Goal of the exercise: Search the entries for the word "sitting" and pull out each line that has it.

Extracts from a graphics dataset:
[Begin]
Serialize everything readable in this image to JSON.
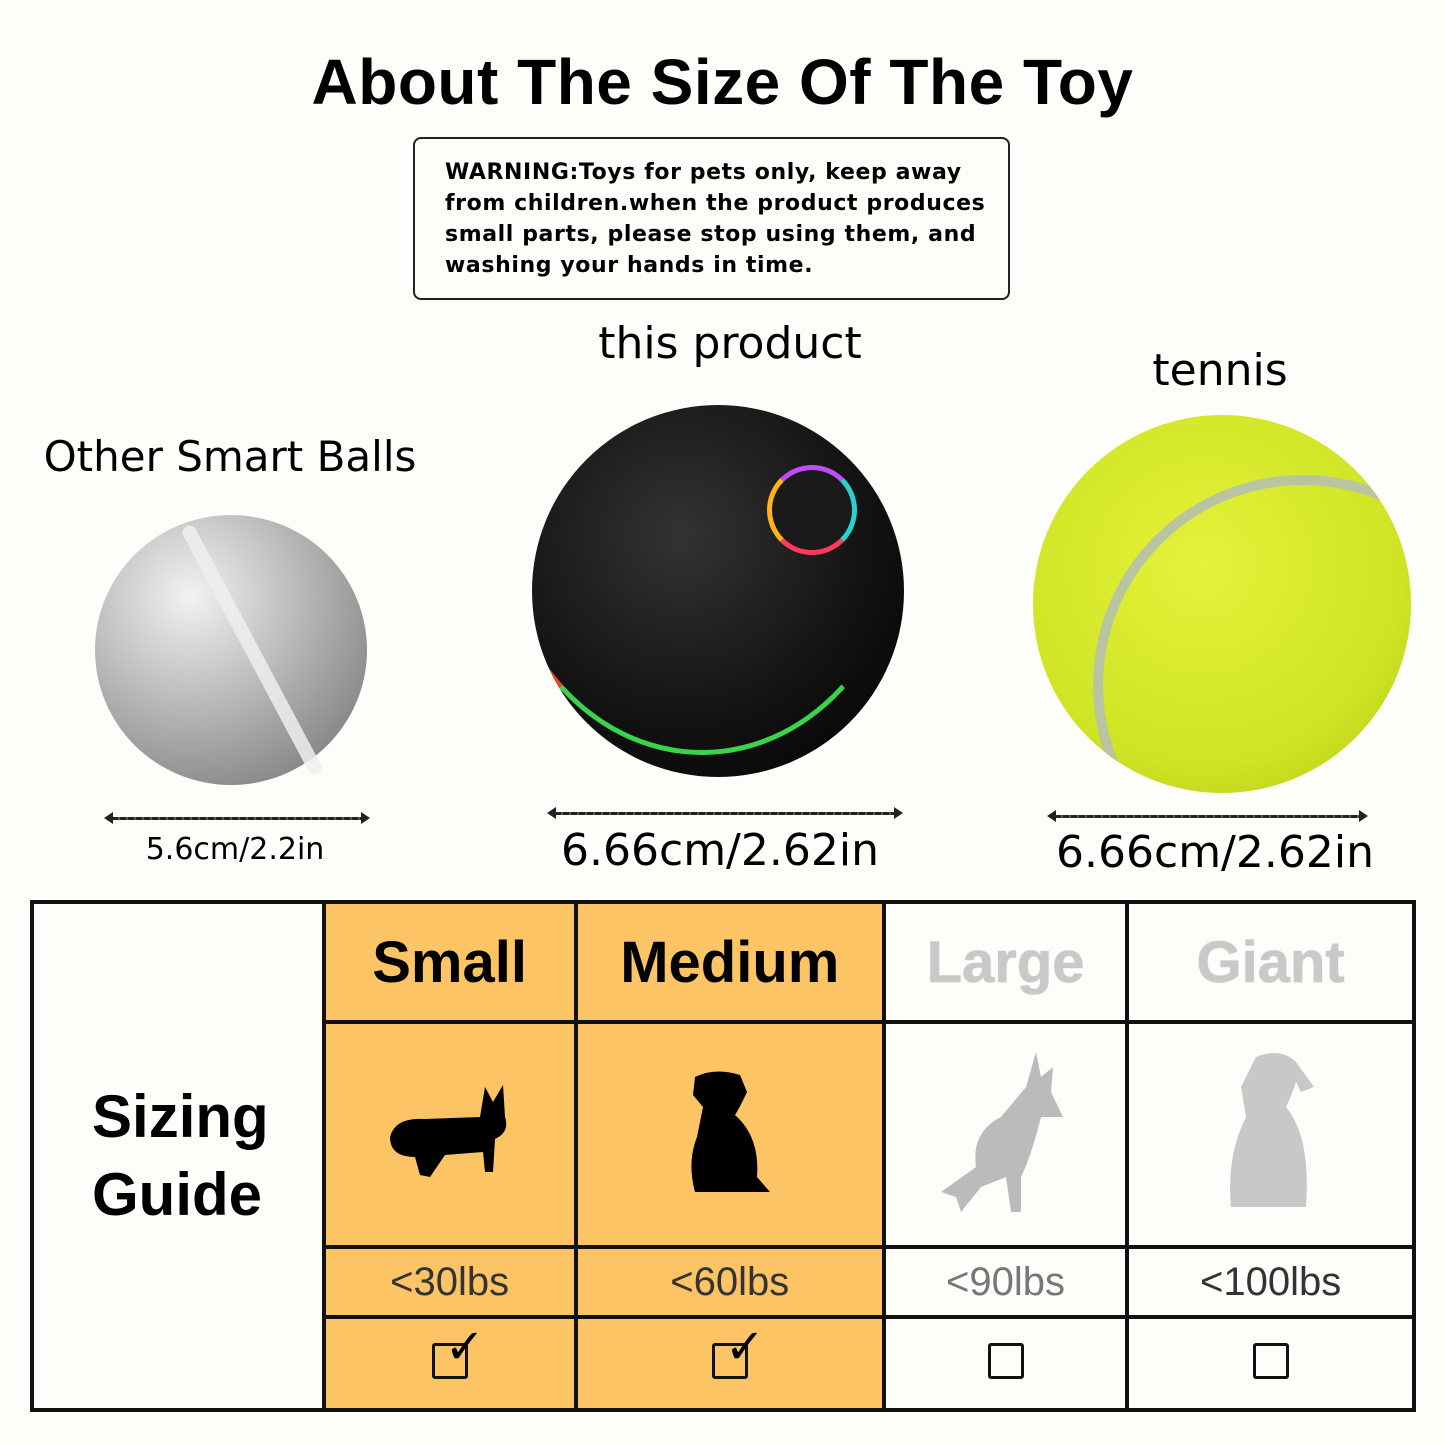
{
  "title": "About The Size Of The Toy",
  "warning": "WARNING:Toys for pets only, keep away from children.when the product produces small parts, please stop using them, and washing your hands in time.",
  "products": [
    {
      "label": "Other Smart Balls",
      "size": "5.6cm/2.2in",
      "color": "#b9b9b9"
    },
    {
      "label": "this product",
      "size": "6.66cm/2.62in",
      "color": "#1b1b1b"
    },
    {
      "label": "tennis",
      "size": "6.66cm/2.62in",
      "color": "#d8ea2a"
    }
  ],
  "sizing": {
    "label_line1": "Sizing",
    "label_line2": "Guide",
    "highlight_color": "#fcc464",
    "columns": [
      {
        "name": "Small",
        "dog_icon": "corgi-icon",
        "weight": "<30lbs",
        "checked": true
      },
      {
        "name": "Medium",
        "dog_icon": "puppy-sitting-icon",
        "weight": "<60lbs",
        "checked": true
      },
      {
        "name": "Large",
        "dog_icon": "shepherd-icon",
        "weight": "<90lbs",
        "checked": false
      },
      {
        "name": "Giant",
        "dog_icon": "large-dog-sitting-icon",
        "weight": "<100lbs",
        "checked": false
      }
    ]
  }
}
[End]
Correct output:
        "dog_icon": "puppy-sitting-icon",
        "dog_icon": "large-dog-sitting-icon",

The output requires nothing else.